The task:
Give the material once more, word for word, without any images.

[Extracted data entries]
────────────────────
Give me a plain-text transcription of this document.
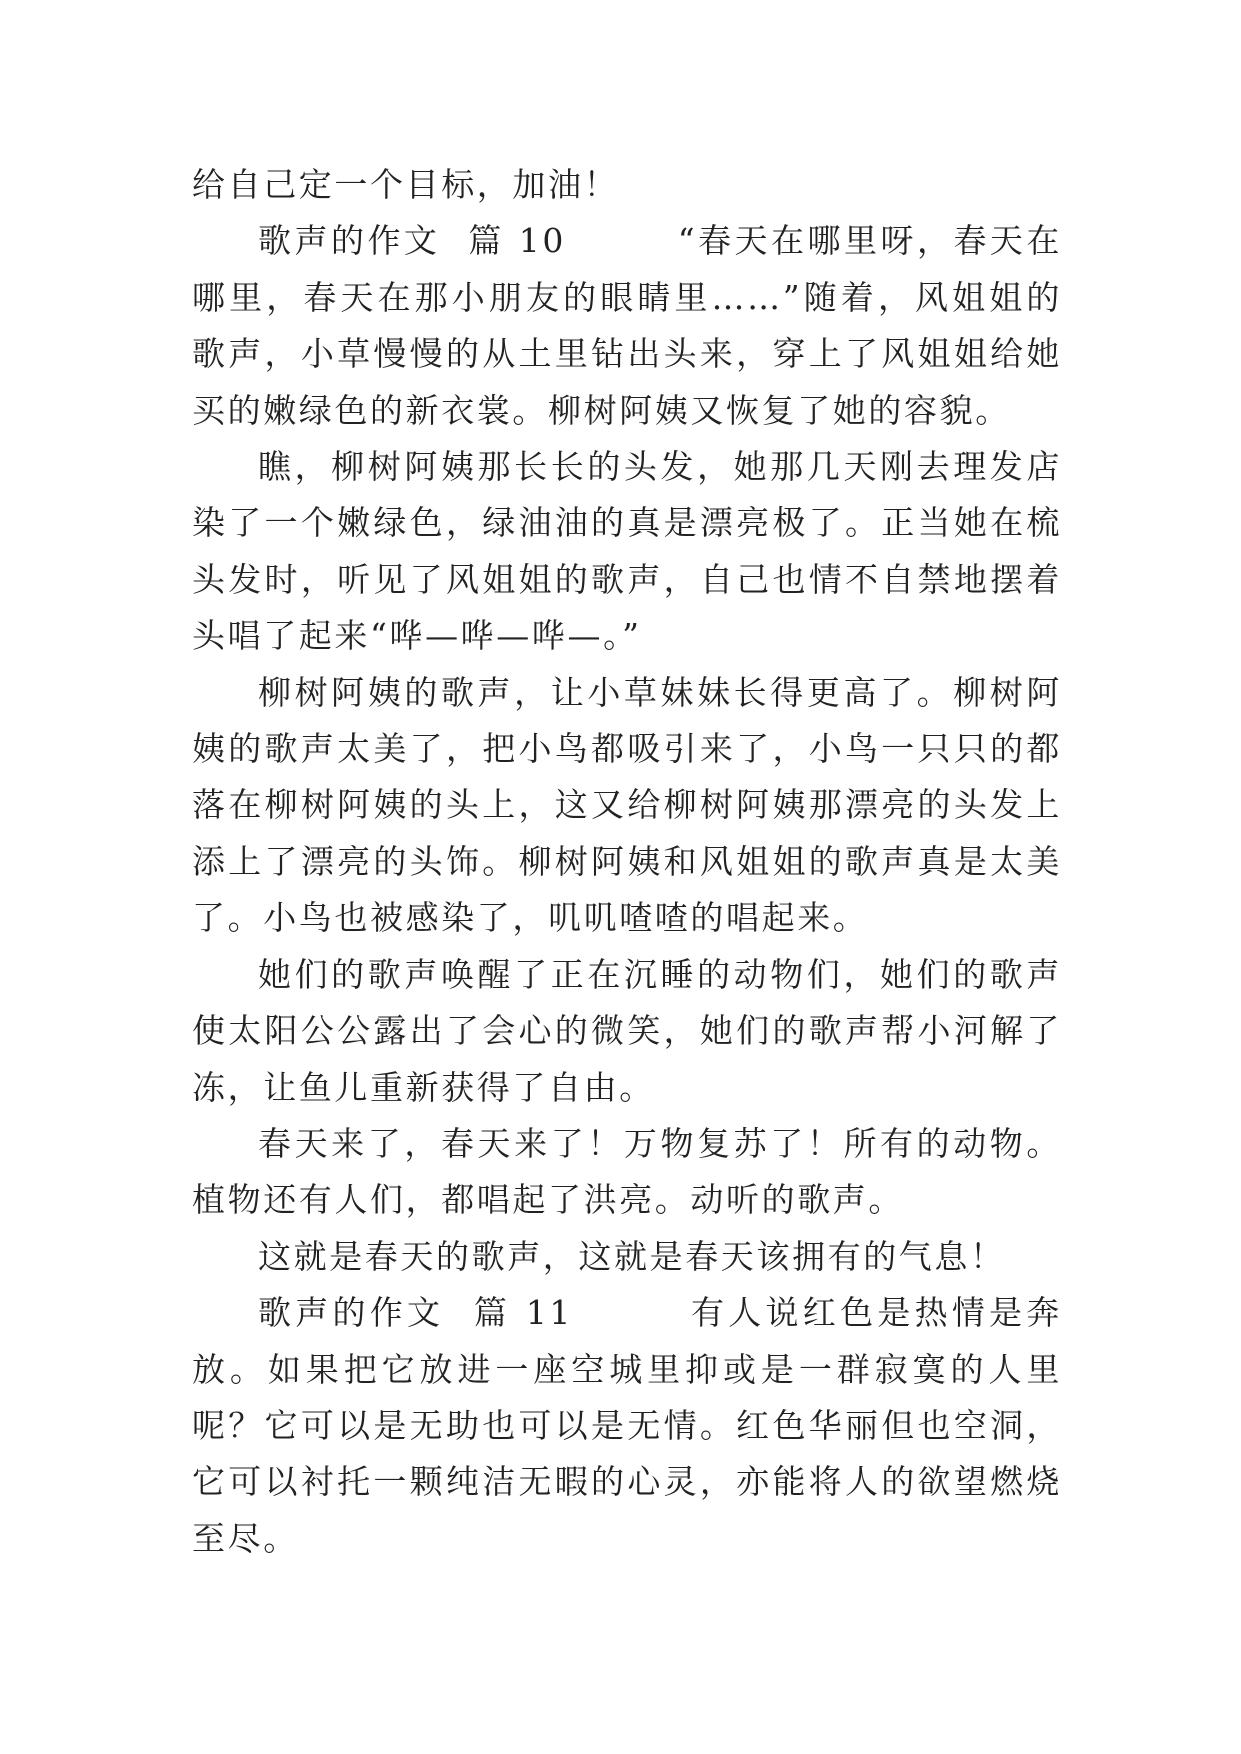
给自己定一个目标，加油！

歌声的作文  篇 10        “春天在哪里呀，春天在哪里，春天在那小朋友的眼睛里……”随着，风姐姐的歌声，小草慢慢的从土里钻出头来，穿上了风姐姐给她买的嫩绿色的新衣裳。柳树阿姨又恢复了她的容貌。

瞧，柳树阿姨那长长的头发，她那几天刚去理发店染了一个嫩绿色，绿油油的真是漂亮极了。正当她在梳头发时，听见了风姐姐的歌声，自己也情不自禁地摆着头唱了起来“哗—哗—哗—。”

柳树阿姨的歌声，让小草妹妹长得更高了。柳树阿姨的歌声太美了，把小鸟都吸引来了，小鸟一只只的都落在柳树阿姨的头上，这又给柳树阿姨那漂亮的头发上添上了漂亮的头饰。柳树阿姨和风姐姐的歌声真是太美了。小鸟也被感染了，叽叽喳喳的唱起来。

她们的歌声唤醒了正在沉睡的动物们，她们的歌声使太阳公公露出了会心的微笑，她们的歌声帮小河解了冻，让鱼儿重新获得了自由。

春天来了，春天来了！万物复苏了！所有的动物。植物还有人们，都唱起了洪亮。动听的歌声。

这就是春天的歌声，这就是春天该拥有的气息！

歌声的作文  篇 11        有人说红色是热情是奔放。如果把它放进一座空城里抑或是一群寂寞的人里呢？它可以是无助也可以是无情。红色华丽但也空洞，它可以衬托一颗纯洁无暇的心灵，亦能将人的欲望燃烧至尽。
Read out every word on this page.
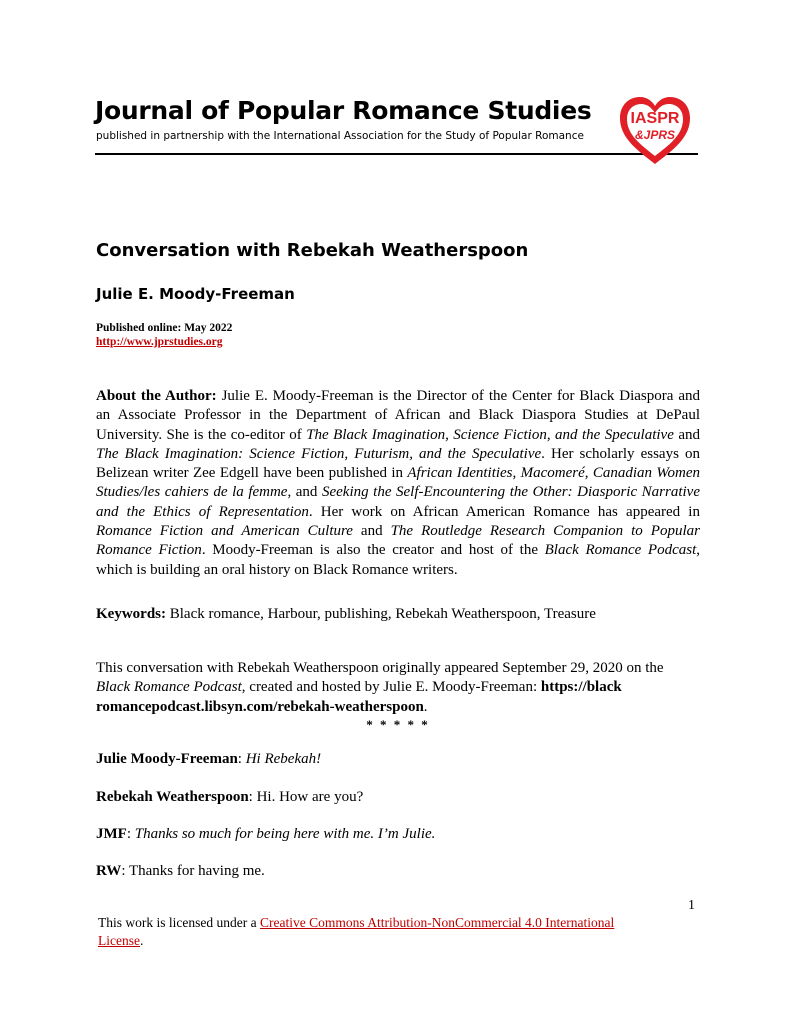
Journal of Popular Romance Studies
published in partnership with the International Association for the Study of Popular Romance
IASPR
&JPRS
Conversation with Rebekah Weatherspoon
Julie E. Moody-Freeman
Published online: May 2022
http://www.jprstudies.org
About the Author: Julie E. Moody-Freeman is the Director of the Center for Black Diaspora and an Associate Professor in the Department of African and Black Diaspora Studies at DePaul University. She is the co-editor of The Black Imagination, Science Fiction, and the Speculative and The Black Imagination: Science Fiction, Futurism, and the Speculative. Her scholarly essays on Belizean writer Zee Edgell have been published in African Identities, Macomeré, Canadian Women Studies/les cahiers de la femme, and Seeking the Self-Encountering the Other: Diasporic Narrative and the Ethics of Representation. Her work on African American Romance has appeared in Romance Fiction and American Culture and The Routledge Research Companion to Popular Romance Fiction. Moody-Freeman is also the creator and host of the Black Romance Podcast, which is building an oral history on Black Romance writers.
Keywords: Black romance, Harbour, publishing, Rebekah Weatherspoon, Treasure
This conversation with Rebekah Weatherspoon originally appeared September 29, 2020 on the Black Romance Podcast, created and hosted by Julie E. Moody-Freeman: https://black romancepodcast.libsyn.com/rebekah-weatherspoon.
* * * * *
Julie Moody-Freeman: Hi Rebekah!
Rebekah Weatherspoon: Hi. How are you?
JMF: Thanks so much for being here with me. I’m Julie.
RW: Thanks for having me.
1
This work is licensed under a Creative Commons Attribution-NonCommercial 4.0 International License.
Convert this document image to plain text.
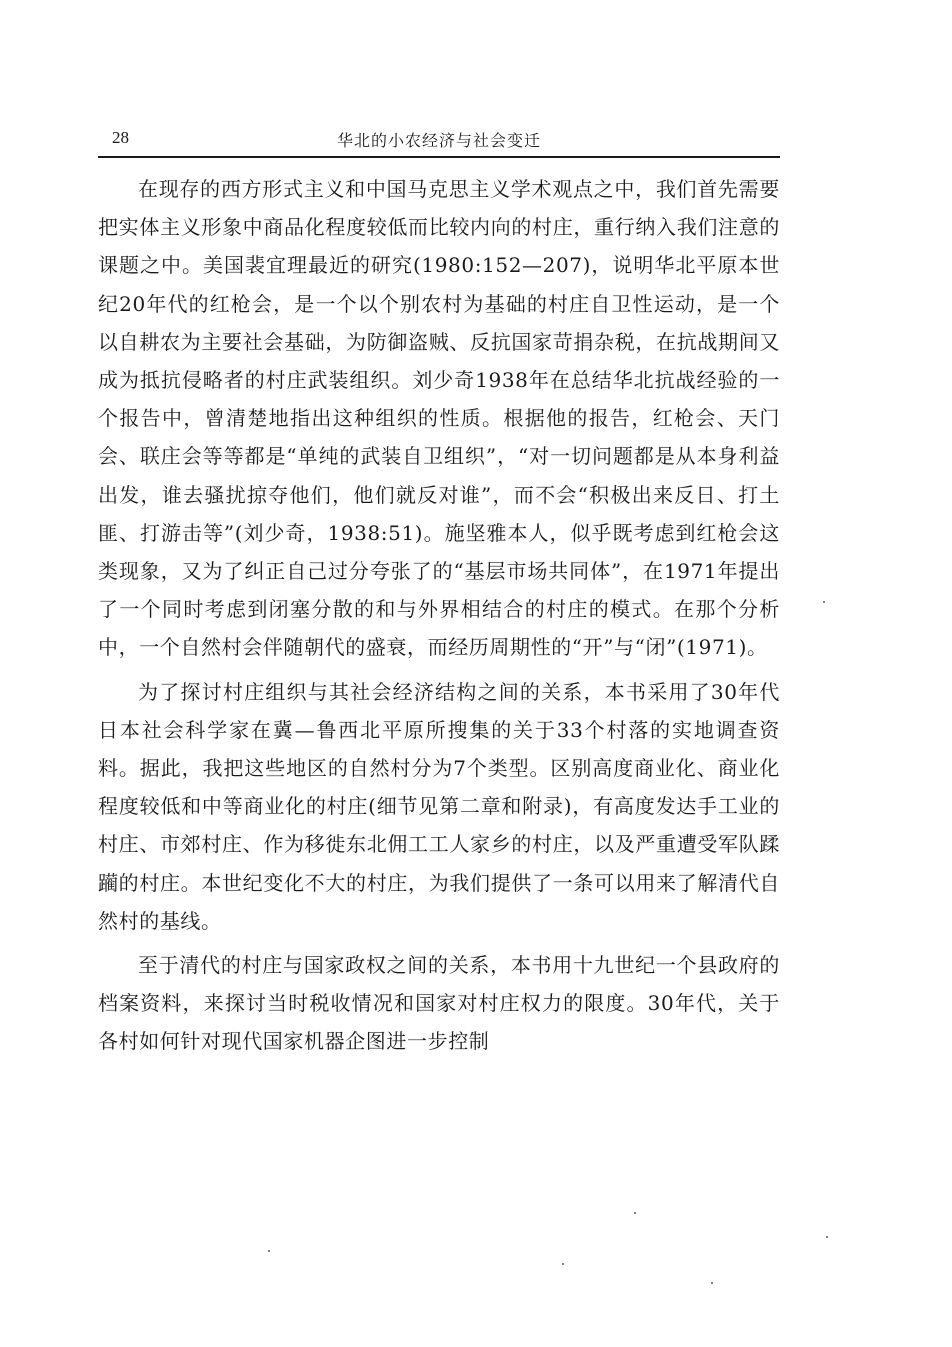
28	华北的小农经济与社会变迁

在现存的西方形式主义和中国马克思主义学术观点之中，我们首先需要把实体主义形象中商品化程度较低而比较内向的村庄，重行纳入我们注意的课题之中。美国裴宜理最近的研究(1980:152—207)，说明华北平原本世纪20年代的红枪会，是一个以个别农村为基础的村庄自卫性运动，是一个以自耕农为主要社会基础，为防御盗贼、反抗国家苛捐杂税，在抗战期间又成为抵抗侵略者的村庄武装组织。刘少奇1938年在总结华北抗战经验的一个报告中，曾清楚地指出这种组织的性质。根据他的报告，红枪会、天门会、联庄会等等都是“单纯的武装自卫组织”，“对一切问题都是从本身利益出发，谁去骚扰掠夺他们，他们就反对谁”，而不会“积极出来反日、打土匪、打游击等”(刘少奇，1938:51)。施坚雅本人，似乎既考虑到红枪会这类现象，又为了纠正自己过分夸张了的“基层市场共同体”，在1971年提出了一个同时考虑到闭塞分散的和与外界相结合的村庄的模式。在那个分析中，一个自然村会伴随朝代的盛衰，而经历周期性的“开”与“闭”(1971)。

为了探讨村庄组织与其社会经济结构之间的关系，本书采用了30年代日本社会科学家在冀—鲁西北平原所搜集的关于33个村落的实地调查资料。据此，我把这些地区的自然村分为7个类型。区别高度商业化、商业化程度较低和中等商业化的村庄(细节见第二章和附录)，有高度发达手工业的村庄、市郊村庄、作为移徙东北佣工工人家乡的村庄，以及严重遭受军队蹂躏的村庄。本世纪变化不大的村庄，为我们提供了一条可以用来了解清代自然村的基线。

至于清代的村庄与国家政权之间的关系，本书用十九世纪一个县政府的档案资料，来探讨当时税收情况和国家对村庄权力的限度。30年代，关于各村如何针对现代国家机器企图进一步控制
────────────────────
Result of the exercise:
Give me a plain-text transcription of this document.
给自己定一个目标，加油！

歌声的作文  篇 10        “春天在哪里呀，春天在哪里，春天在那小朋友的眼睛里……”随着，风姐姐的歌声，小草慢慢的从土里钻出头来，穿上了风姐姐给她买的嫩绿色的新衣裳。柳树阿姨又恢复了她的容貌。

瞧，柳树阿姨那长长的头发，她那几天刚去理发店染了一个嫩绿色，绿油油的真是漂亮极了。正当她在梳头发时，听见了风姐姐的歌声，自己也情不自禁地摆着头唱了起来“哗—哗—哗—。”

柳树阿姨的歌声，让小草妹妹长得更高了。柳树阿姨的歌声太美了，把小鸟都吸引来了，小鸟一只只的都落在柳树阿姨的头上，这又给柳树阿姨那漂亮的头发上添上了漂亮的头饰。柳树阿姨和风姐姐的歌声真是太美了。小鸟也被感染了，叽叽喳喳的唱起来。

她们的歌声唤醒了正在沉睡的动物们，她们的歌声使太阳公公露出了会心的微笑，她们的歌声帮小河解了冻，让鱼儿重新获得了自由。

春天来了，春天来了！万物复苏了！所有的动物。植物还有人们，都唱起了洪亮。动听的歌声。

这就是春天的歌声，这就是春天该拥有的气息！

歌声的作文  篇 11        有人说红色是热情是奔放。如果把它放进一座空城里抑或是一群寂寞的人里呢？它可以是无助也可以是无情。红色华丽但也空洞，它可以衬托一颗纯洁无暇的心灵，亦能将人的欲望燃烧至尽。
Read out every word on this page.
Journal of Popular Romance Studies
published in partnership with the International Association for the Study of Popular Romance
IASPR
&JPRS
Conversation with Rebekah Weatherspoon
Julie E. Moody-Freeman
Published online: May 2022
http://www.jprstudies.org
About the Author: Julie E. Moody-Freeman is the Director of the Center for Black Diaspora and an Associate Professor in the Department of African and Black Diaspora Studies at DePaul University. She is the co-editor of The Black Imagination, Science Fiction, and the Speculative and The Black Imagination: Science Fiction, Futurism, and the Speculative. Her scholarly essays on Belizean writer Zee Edgell have been published in African Identities, Macomeré, Canadian Women Studies/les cahiers de la femme, and Seeking the Self-Encountering the Other: Diasporic Narrative and the Ethics of Representation. Her work on African American Romance has appeared in Romance Fiction and American Culture and The Routledge Research Companion to Popular Romance Fiction. Moody-Freeman is also the creator and host of the Black Romance Podcast, which is building an oral history on Black Romance writers.
Keywords: Black romance, Harbour, publishing, Rebekah Weatherspoon, Treasure
This conversation with Rebekah Weatherspoon originally appeared September 29, 2020 on the Black Romance Podcast, created and hosted by Julie E. Moody-Freeman: https://black romancepodcast.libsyn.com/rebekah-weatherspoon.
* * * * *
Julie Moody-Freeman: Hi Rebekah!
Rebekah Weatherspoon: Hi. How are you?
JMF: Thanks so much for being here with me. I’m Julie.
RW: Thanks for having me.
1
This work is licensed under a Creative Commons Attribution-NonCommercial 4.0 International License.
Convert this document image to plain text.
28	华北的小农经济与社会变迁

在现存的西方形式主义和中国马克思主义学术观点之中，我们首先需要把实体主义形象中商品化程度较低而比较内向的村庄，重行纳入我们注意的课题之中。美国裴宜理最近的研究(1980:152—207)，说明华北平原本世纪20年代的红枪会，是一个以个别农村为基础的村庄自卫性运动，是一个以自耕农为主要社会基础，为防御盗贼、反抗国家苛捐杂税，在抗战期间又成为抵抗侵略者的村庄武装组织。刘少奇1938年在总结华北抗战经验的一个报告中，曾清楚地指出这种组织的性质。根据他的报告，红枪会、天门会、联庄会等等都是“单纯的武装自卫组织”，“对一切问题都是从本身利益出发，谁去骚扰掠夺他们，他们就反对谁”，而不会“积极出来反日、打土匪、打游击等”(刘少奇，1938:51)。施坚雅本人，似乎既考虑到红枪会这类现象，又为了纠正自己过分夸张了的“基层市场共同体”，在1971年提出了一个同时考虑到闭塞分散的和与外界相结合的村庄的模式。在那个分析中，一个自然村会伴随朝代的盛衰，而经历周期性的“开”与“闭”(1971)。

为了探讨村庄组织与其社会经济结构之间的关系，本书采用了30年代日本社会科学家在冀—鲁西北平原所搜集的关于33个村落的实地调查资料。据此，我把这些地区的自然村分为7个类型。区别高度商业化、商业化程度较低和中等商业化的村庄(细节见第二章和附录)，有高度发达手工业的村庄、市郊村庄、作为移徙东北佣工工人家乡的村庄，以及严重遭受军队蹂躏的村庄。本世纪变化不大的村庄，为我们提供了一条可以用来了解清代自然村的基线。

至于清代的村庄与国家政权之间的关系，本书用十九世纪一个县政府的档案资料，来探讨当时税收情况和国家对村庄权力的限度。30年代，关于各村如何针对现代国家机器企图进一步控制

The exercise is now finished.